— What the exercise asks —
Each entry below must be repeated exactly, with pictures left out.

— Extracted records —
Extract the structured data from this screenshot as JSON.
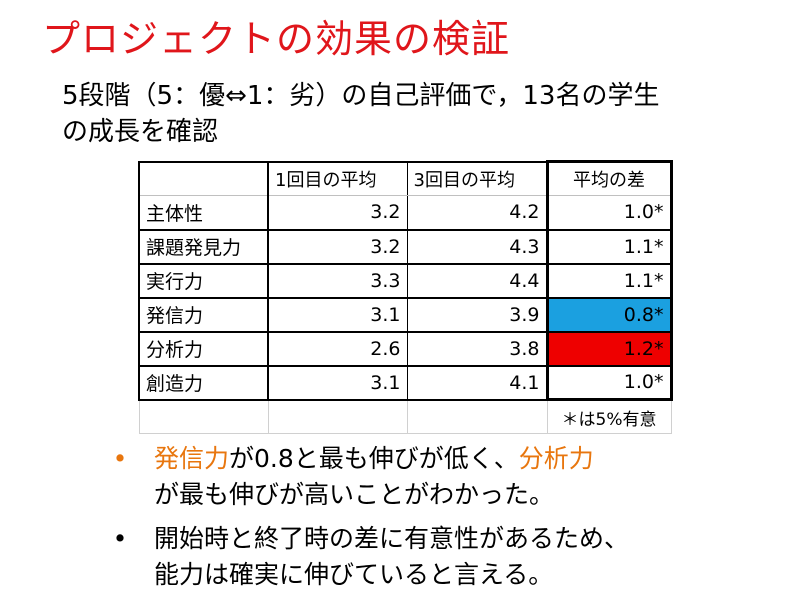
{
  "slide": {
    "title": "プロジェクトの効果の検証",
    "intro_line1": "5段階（5：優⇔1：劣）の自己評価で，13名の学生",
    "intro_line2": "の成長を確認"
  },
  "table": {
    "headers": [
      "",
      "1回目の平均",
      "3回目の平均",
      "平均の差"
    ],
    "rows": [
      {
        "label": "主体性",
        "first": "3.2",
        "third": "4.2",
        "diff": "1.0*",
        "highlight": ""
      },
      {
        "label": "課題発見力",
        "first": "3.2",
        "third": "4.3",
        "diff": "1.1*",
        "highlight": ""
      },
      {
        "label": "実行力",
        "first": "3.3",
        "third": "4.4",
        "diff": "1.1*",
        "highlight": ""
      },
      {
        "label": "発信力",
        "first": "3.1",
        "third": "3.9",
        "diff": "0.8*",
        "highlight": "blue"
      },
      {
        "label": "分析力",
        "first": "2.6",
        "third": "3.8",
        "diff": "1.2*",
        "highlight": "red"
      },
      {
        "label": "創造力",
        "first": "3.1",
        "third": "4.1",
        "diff": "1.0*",
        "highlight": ""
      }
    ],
    "footnote": "＊は5%有意",
    "highlight_colors": {
      "blue": "#1ba0e0",
      "red": "#ee0000"
    }
  },
  "bullets": [
    {
      "line1_a": "発信力",
      "line1_b": "が0.8と最も伸びが低く、",
      "line1_c": "分析力",
      "line2": "が最も伸びが高いことがわかった。"
    },
    {
      "line1": "開始時と終了時の差に有意性があるため、",
      "line2": "能力は確実に伸びていると言える。"
    }
  ],
  "colors": {
    "title": "#e0161b",
    "accent": "#e8760e"
  }
}
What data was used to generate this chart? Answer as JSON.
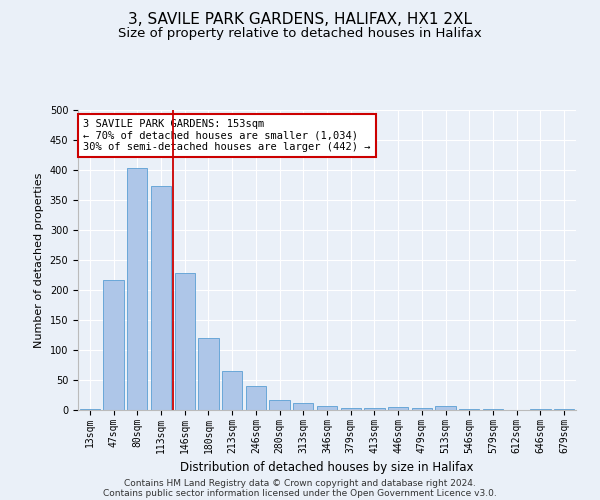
{
  "title": "3, SAVILE PARK GARDENS, HALIFAX, HX1 2XL",
  "subtitle": "Size of property relative to detached houses in Halifax",
  "xlabel": "Distribution of detached houses by size in Halifax",
  "ylabel": "Number of detached properties",
  "categories": [
    "13sqm",
    "47sqm",
    "80sqm",
    "113sqm",
    "146sqm",
    "180sqm",
    "213sqm",
    "246sqm",
    "280sqm",
    "313sqm",
    "346sqm",
    "379sqm",
    "413sqm",
    "446sqm",
    "479sqm",
    "513sqm",
    "546sqm",
    "579sqm",
    "612sqm",
    "646sqm",
    "679sqm"
  ],
  "values": [
    2,
    216,
    404,
    374,
    228,
    120,
    65,
    40,
    17,
    12,
    6,
    3,
    3,
    5,
    3,
    6,
    1,
    1,
    0,
    1,
    1
  ],
  "bar_color": "#aec6e8",
  "bar_edge_color": "#5a9fd4",
  "vline_color": "#cc0000",
  "vline_pos": 3.5,
  "annotation_text": "3 SAVILE PARK GARDENS: 153sqm\n← 70% of detached houses are smaller (1,034)\n30% of semi-detached houses are larger (442) →",
  "annotation_box_color": "white",
  "annotation_box_edge": "#cc0000",
  "ylim": [
    0,
    500
  ],
  "yticks": [
    0,
    50,
    100,
    150,
    200,
    250,
    300,
    350,
    400,
    450,
    500
  ],
  "bg_color": "#eaf0f8",
  "grid_color": "#ffffff",
  "footer_line1": "Contains HM Land Registry data © Crown copyright and database right 2024.",
  "footer_line2": "Contains public sector information licensed under the Open Government Licence v3.0.",
  "title_fontsize": 11,
  "subtitle_fontsize": 9.5,
  "xlabel_fontsize": 8.5,
  "ylabel_fontsize": 8,
  "tick_fontsize": 7,
  "footer_fontsize": 6.5,
  "annot_fontsize": 7.5
}
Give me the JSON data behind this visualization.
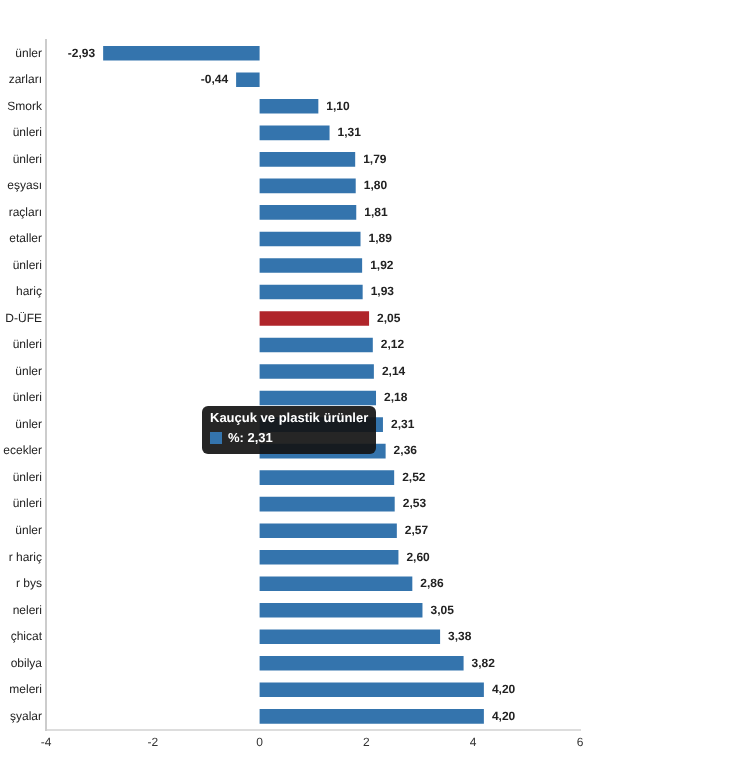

— The reply —
Extract the structured data from this screenshot as JSON.
{
  "slide": {
    "title": "プロジェクトの効果の検証",
    "intro_line1": "5段階（5：優⇔1：劣）の自己評価で，13名の学生",
    "intro_line2": "の成長を確認"
  },
  "table": {
    "headers": [
      "",
      "1回目の平均",
      "3回目の平均",
      "平均の差"
    ],
    "rows": [
      {
        "label": "主体性",
        "first": "3.2",
        "third": "4.2",
        "diff": "1.0*",
        "highlight": ""
      },
      {
        "label": "課題発見力",
        "first": "3.2",
        "third": "4.3",
        "diff": "1.1*",
        "highlight": ""
      },
      {
        "label": "実行力",
        "first": "3.3",
        "third": "4.4",
        "diff": "1.1*",
        "highlight": ""
      },
      {
        "label": "発信力",
        "first": "3.1",
        "third": "3.9",
        "diff": "0.8*",
        "highlight": "blue"
      },
      {
        "label": "分析力",
        "first": "2.6",
        "third": "3.8",
        "diff": "1.2*",
        "highlight": "red"
      },
      {
        "label": "創造力",
        "first": "3.1",
        "third": "4.1",
        "diff": "1.0*",
        "highlight": ""
      }
    ],
    "footnote": "＊は5%有意",
    "highlight_colors": {
      "blue": "#1ba0e0",
      "red": "#ee0000"
    }
  },
  "bullets": [
    {
      "line1_a": "発信力",
      "line1_b": "が0.8と最も伸びが低く、",
      "line1_c": "分析力",
      "line2": "が最も伸びが高いことがわかった。"
    },
    {
      "line1": "開始時と終了時の差に有意性があるため、",
      "line2": "能力は確実に伸びていると言える。"
    }
  ],
  "colors": {
    "title": "#e0161b",
    "accent": "#e8760e"
  }
}
What data was used to generate this chart? Answer as JSON.
{
  "title": "3, SAVILE PARK GARDENS, HALIFAX, HX1 2XL",
  "subtitle": "Size of property relative to detached houses in Halifax",
  "xlabel": "Distribution of detached houses by size in Halifax",
  "ylabel": "Number of detached properties",
  "categories": [
    "13sqm",
    "47sqm",
    "80sqm",
    "113sqm",
    "146sqm",
    "180sqm",
    "213sqm",
    "246sqm",
    "280sqm",
    "313sqm",
    "346sqm",
    "379sqm",
    "413sqm",
    "446sqm",
    "479sqm",
    "513sqm",
    "546sqm",
    "579sqm",
    "612sqm",
    "646sqm",
    "679sqm"
  ],
  "values": [
    2,
    216,
    404,
    374,
    228,
    120,
    65,
    40,
    17,
    12,
    6,
    3,
    3,
    5,
    3,
    6,
    1,
    1,
    0,
    1,
    1
  ],
  "bar_color": "#aec6e8",
  "bar_edge_color": "#5a9fd4",
  "vline_color": "#cc0000",
  "vline_pos": 3.5,
  "annotation_text": "3 SAVILE PARK GARDENS: 153sqm\n← 70% of detached houses are smaller (1,034)\n30% of semi-detached houses are larger (442) →",
  "annotation_box_color": "white",
  "annotation_box_edge": "#cc0000",
  "ylim": [
    0,
    500
  ],
  "yticks": [
    0,
    50,
    100,
    150,
    200,
    250,
    300,
    350,
    400,
    450,
    500
  ],
  "bg_color": "#eaf0f8",
  "grid_color": "#ffffff",
  "footer_line1": "Contains HM Land Registry data © Crown copyright and database right 2024.",
  "footer_line2": "Contains public sector information licensed under the Open Government Licence v3.0.",
  "title_fontsize": 11,
  "subtitle_fontsize": 9.5,
  "xlabel_fontsize": 8.5,
  "ylabel_fontsize": 8,
  "tick_fontsize": 7,
  "footer_fontsize": 6.5,
  "annot_fontsize": 7.5
}
Give me the JSON data behind this visualization.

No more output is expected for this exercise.